◆ Stored records:

--------------------------------

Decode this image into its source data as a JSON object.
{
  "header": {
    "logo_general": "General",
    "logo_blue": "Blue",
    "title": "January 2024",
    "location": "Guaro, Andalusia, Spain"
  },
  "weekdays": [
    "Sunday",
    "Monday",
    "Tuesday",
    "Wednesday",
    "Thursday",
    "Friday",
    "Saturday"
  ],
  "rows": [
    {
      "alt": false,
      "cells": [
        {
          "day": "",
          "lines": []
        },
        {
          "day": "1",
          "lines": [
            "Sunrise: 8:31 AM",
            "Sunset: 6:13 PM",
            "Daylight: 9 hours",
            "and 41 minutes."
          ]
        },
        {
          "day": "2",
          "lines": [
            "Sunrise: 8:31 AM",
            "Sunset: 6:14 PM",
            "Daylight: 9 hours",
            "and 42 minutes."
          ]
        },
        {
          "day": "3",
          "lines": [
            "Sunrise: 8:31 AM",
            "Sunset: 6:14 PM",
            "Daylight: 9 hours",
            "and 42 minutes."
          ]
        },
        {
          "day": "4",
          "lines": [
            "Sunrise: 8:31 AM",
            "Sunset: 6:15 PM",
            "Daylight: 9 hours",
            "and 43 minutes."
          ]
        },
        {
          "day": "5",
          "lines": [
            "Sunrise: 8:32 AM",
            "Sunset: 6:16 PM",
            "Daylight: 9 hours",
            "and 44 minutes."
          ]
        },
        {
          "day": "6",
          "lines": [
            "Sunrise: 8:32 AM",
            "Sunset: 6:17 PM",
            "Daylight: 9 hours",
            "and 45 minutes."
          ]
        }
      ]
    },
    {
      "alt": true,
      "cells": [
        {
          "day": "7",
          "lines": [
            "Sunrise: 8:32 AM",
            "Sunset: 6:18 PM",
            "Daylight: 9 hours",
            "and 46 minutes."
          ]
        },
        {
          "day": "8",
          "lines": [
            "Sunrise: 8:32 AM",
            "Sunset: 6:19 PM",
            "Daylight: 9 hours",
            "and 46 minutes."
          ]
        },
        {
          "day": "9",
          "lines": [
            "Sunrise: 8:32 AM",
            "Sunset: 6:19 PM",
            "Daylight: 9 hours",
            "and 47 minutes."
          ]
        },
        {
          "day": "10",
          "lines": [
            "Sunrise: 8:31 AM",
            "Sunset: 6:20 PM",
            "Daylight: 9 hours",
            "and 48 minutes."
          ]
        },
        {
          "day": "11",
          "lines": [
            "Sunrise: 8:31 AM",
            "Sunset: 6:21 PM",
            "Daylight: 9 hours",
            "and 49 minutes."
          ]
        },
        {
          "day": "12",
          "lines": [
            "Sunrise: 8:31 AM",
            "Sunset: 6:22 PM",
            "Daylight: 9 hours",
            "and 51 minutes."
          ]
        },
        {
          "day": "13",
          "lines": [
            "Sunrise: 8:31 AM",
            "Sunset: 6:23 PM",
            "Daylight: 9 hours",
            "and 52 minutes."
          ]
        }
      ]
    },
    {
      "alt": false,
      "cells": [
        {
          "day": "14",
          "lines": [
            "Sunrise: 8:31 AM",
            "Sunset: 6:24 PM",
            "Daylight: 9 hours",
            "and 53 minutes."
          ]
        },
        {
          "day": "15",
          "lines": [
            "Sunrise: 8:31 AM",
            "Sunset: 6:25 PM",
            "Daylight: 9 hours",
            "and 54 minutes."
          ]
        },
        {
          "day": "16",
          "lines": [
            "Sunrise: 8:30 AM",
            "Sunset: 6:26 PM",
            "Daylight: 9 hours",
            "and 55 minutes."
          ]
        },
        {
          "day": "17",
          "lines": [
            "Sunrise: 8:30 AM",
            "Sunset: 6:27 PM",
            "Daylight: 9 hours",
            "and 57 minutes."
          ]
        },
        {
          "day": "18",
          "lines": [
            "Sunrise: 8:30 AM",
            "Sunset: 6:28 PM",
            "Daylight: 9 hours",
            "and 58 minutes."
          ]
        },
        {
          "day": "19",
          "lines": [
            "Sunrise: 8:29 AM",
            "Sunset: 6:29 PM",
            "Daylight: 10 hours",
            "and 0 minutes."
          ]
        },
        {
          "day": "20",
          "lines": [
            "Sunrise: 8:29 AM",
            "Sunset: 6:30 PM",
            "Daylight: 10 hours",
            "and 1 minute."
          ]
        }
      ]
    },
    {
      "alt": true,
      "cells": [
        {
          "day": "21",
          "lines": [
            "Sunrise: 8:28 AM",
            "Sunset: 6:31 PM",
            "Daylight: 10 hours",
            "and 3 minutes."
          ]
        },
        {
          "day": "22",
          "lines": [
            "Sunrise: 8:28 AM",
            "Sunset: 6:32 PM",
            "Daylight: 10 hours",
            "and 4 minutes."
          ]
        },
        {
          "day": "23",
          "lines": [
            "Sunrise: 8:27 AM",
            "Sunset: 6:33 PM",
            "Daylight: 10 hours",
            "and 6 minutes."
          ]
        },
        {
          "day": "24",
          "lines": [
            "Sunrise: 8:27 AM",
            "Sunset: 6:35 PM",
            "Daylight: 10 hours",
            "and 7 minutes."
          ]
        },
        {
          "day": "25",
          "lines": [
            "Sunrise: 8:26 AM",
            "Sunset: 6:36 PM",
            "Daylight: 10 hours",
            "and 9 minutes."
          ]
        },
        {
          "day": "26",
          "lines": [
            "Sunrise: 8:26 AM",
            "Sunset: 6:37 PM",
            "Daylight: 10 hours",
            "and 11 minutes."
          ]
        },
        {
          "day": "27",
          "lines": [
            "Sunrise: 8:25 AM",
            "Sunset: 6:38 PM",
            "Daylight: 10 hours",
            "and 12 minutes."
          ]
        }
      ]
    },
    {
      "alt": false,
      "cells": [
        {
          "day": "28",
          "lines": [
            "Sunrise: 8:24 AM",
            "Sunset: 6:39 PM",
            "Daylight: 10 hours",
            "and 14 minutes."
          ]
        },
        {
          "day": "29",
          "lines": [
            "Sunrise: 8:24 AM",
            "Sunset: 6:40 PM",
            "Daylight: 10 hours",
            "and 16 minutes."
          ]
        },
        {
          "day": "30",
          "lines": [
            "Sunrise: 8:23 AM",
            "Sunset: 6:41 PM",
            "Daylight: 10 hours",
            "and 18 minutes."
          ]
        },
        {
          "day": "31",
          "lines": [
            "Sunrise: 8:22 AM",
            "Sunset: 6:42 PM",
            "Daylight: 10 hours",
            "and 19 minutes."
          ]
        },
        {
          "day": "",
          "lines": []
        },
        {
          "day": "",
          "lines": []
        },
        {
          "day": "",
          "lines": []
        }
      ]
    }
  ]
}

--------------------------------

Reproduce each entry above exactly, keeping every word.

Decode this image into its source data as a JSON object.
{
  "header": {
    "logo_general": "General",
    "logo_blue": "Blue",
    "title": "January 2024",
    "location": "Guaro, Andalusia, Spain"
  },
  "weekdays": [
    "Sunday",
    "Monday",
    "Tuesday",
    "Wednesday",
    "Thursday",
    "Friday",
    "Saturday"
  ],
  "rows": [
    {
      "alt": false,
      "cells": [
        {
          "day": "",
          "lines": []
        },
        {
          "day": "1",
          "lines": [
            "Sunrise: 8:31 AM",
            "Sunset: 6:13 PM",
            "Daylight: 9 hours",
            "and 41 minutes."
          ]
        },
        {
          "day": "2",
          "lines": [
            "Sunrise: 8:31 AM",
            "Sunset: 6:14 PM",
            "Daylight: 9 hours",
            "and 42 minutes."
          ]
        },
        {
          "day": "3",
          "lines": [
            "Sunrise: 8:31 AM",
            "Sunset: 6:14 PM",
            "Daylight: 9 hours",
            "and 42 minutes."
          ]
        },
        {
          "day": "4",
          "lines": [
            "Sunrise: 8:31 AM",
            "Sunset: 6:15 PM",
            "Daylight: 9 hours",
            "and 43 minutes."
          ]
        },
        {
          "day": "5",
          "lines": [
            "Sunrise: 8:32 AM",
            "Sunset: 6:16 PM",
            "Daylight: 9 hours",
            "and 44 minutes."
          ]
        },
        {
          "day": "6",
          "lines": [
            "Sunrise: 8:32 AM",
            "Sunset: 6:17 PM",
            "Daylight: 9 hours",
            "and 45 minutes."
          ]
        }
      ]
    },
    {
      "alt": true,
      "cells": [
        {
          "day": "7",
          "lines": [
            "Sunrise: 8:32 AM",
            "Sunset: 6:18 PM",
            "Daylight: 9 hours",
            "and 46 minutes."
          ]
        },
        {
          "day": "8",
          "lines": [
            "Sunrise: 8:32 AM",
            "Sunset: 6:19 PM",
            "Daylight: 9 hours",
            "and 46 minutes."
          ]
        },
        {
          "day": "9",
          "lines": [
            "Sunrise: 8:32 AM",
            "Sunset: 6:19 PM",
            "Daylight: 9 hours",
            "and 47 minutes."
          ]
        },
        {
          "day": "10",
          "lines": [
            "Sunrise: 8:31 AM",
            "Sunset: 6:20 PM",
            "Daylight: 9 hours",
            "and 48 minutes."
          ]
        },
        {
          "day": "11",
          "lines": [
            "Sunrise: 8:31 AM",
            "Sunset: 6:21 PM",
            "Daylight: 9 hours",
            "and 49 minutes."
          ]
        },
        {
          "day": "12",
          "lines": [
            "Sunrise: 8:31 AM",
            "Sunset: 6:22 PM",
            "Daylight: 9 hours",
            "and 51 minutes."
          ]
        },
        {
          "day": "13",
          "lines": [
            "Sunrise: 8:31 AM",
            "Sunset: 6:23 PM",
            "Daylight: 9 hours",
            "and 52 minutes."
          ]
        }
      ]
    },
    {
      "alt": false,
      "cells": [
        {
          "day": "14",
          "lines": [
            "Sunrise: 8:31 AM",
            "Sunset: 6:24 PM",
            "Daylight: 9 hours",
            "and 53 minutes."
          ]
        },
        {
          "day": "15",
          "lines": [
            "Sunrise: 8:31 AM",
            "Sunset: 6:25 PM",
            "Daylight: 9 hours",
            "and 54 minutes."
          ]
        },
        {
          "day": "16",
          "lines": [
            "Sunrise: 8:30 AM",
            "Sunset: 6:26 PM",
            "Daylight: 9 hours",
            "and 55 minutes."
          ]
        },
        {
          "day": "17",
          "lines": [
            "Sunrise: 8:30 AM",
            "Sunset: 6:27 PM",
            "Daylight: 9 hours",
            "and 57 minutes."
          ]
        },
        {
          "day": "18",
          "lines": [
            "Sunrise: 8:30 AM",
            "Sunset: 6:28 PM",
            "Daylight: 9 hours",
            "and 58 minutes."
          ]
        },
        {
          "day": "19",
          "lines": [
            "Sunrise: 8:29 AM",
            "Sunset: 6:29 PM",
            "Daylight: 10 hours",
            "and 0 minutes."
          ]
        },
        {
          "day": "20",
          "lines": [
            "Sunrise: 8:29 AM",
            "Sunset: 6:30 PM",
            "Daylight: 10 hours",
            "and 1 minute."
          ]
        }
      ]
    },
    {
      "alt": true,
      "cells": [
        {
          "day": "21",
          "lines": [
            "Sunrise: 8:28 AM",
            "Sunset: 6:31 PM",
            "Daylight: 10 hours",
            "and 3 minutes."
          ]
        },
        {
          "day": "22",
          "lines": [
            "Sunrise: 8:28 AM",
            "Sunset: 6:32 PM",
            "Daylight: 10 hours",
            "and 4 minutes."
          ]
        },
        {
          "day": "23",
          "lines": [
            "Sunrise: 8:27 AM",
            "Sunset: 6:33 PM",
            "Daylight: 10 hours",
            "and 6 minutes."
          ]
        },
        {
          "day": "24",
          "lines": [
            "Sunrise: 8:27 AM",
            "Sunset: 6:35 PM",
            "Daylight: 10 hours",
            "and 7 minutes."
          ]
        },
        {
          "day": "25",
          "lines": [
            "Sunrise: 8:26 AM",
            "Sunset: 6:36 PM",
            "Daylight: 10 hours",
            "and 9 minutes."
          ]
        },
        {
          "day": "26",
          "lines": [
            "Sunrise: 8:26 AM",
            "Sunset: 6:37 PM",
            "Daylight: 10 hours",
            "and 11 minutes."
          ]
        },
        {
          "day": "27",
          "lines": [
            "Sunrise: 8:25 AM",
            "Sunset: 6:38 PM",
            "Daylight: 10 hours",
            "and 12 minutes."
          ]
        }
      ]
    },
    {
      "alt": false,
      "cells": [
        {
          "day": "28",
          "lines": [
            "Sunrise: 8:24 AM",
            "Sunset: 6:39 PM",
            "Daylight: 10 hours",
            "and 14 minutes."
          ]
        },
        {
          "day": "29",
          "lines": [
            "Sunrise: 8:24 AM",
            "Sunset: 6:40 PM",
            "Daylight: 10 hours",
            "and 16 minutes."
          ]
        },
        {
          "day": "30",
          "lines": [
            "Sunrise: 8:23 AM",
            "Sunset: 6:41 PM",
            "Daylight: 10 hours",
            "and 18 minutes."
          ]
        },
        {
          "day": "31",
          "lines": [
            "Sunrise: 8:22 AM",
            "Sunset: 6:42 PM",
            "Daylight: 10 hours",
            "and 19 minutes."
          ]
        },
        {
          "day": "",
          "lines": []
        },
        {
          "day": "",
          "lines": []
        },
        {
          "day": "",
          "lines": []
        }
      ]
    }
  ]
}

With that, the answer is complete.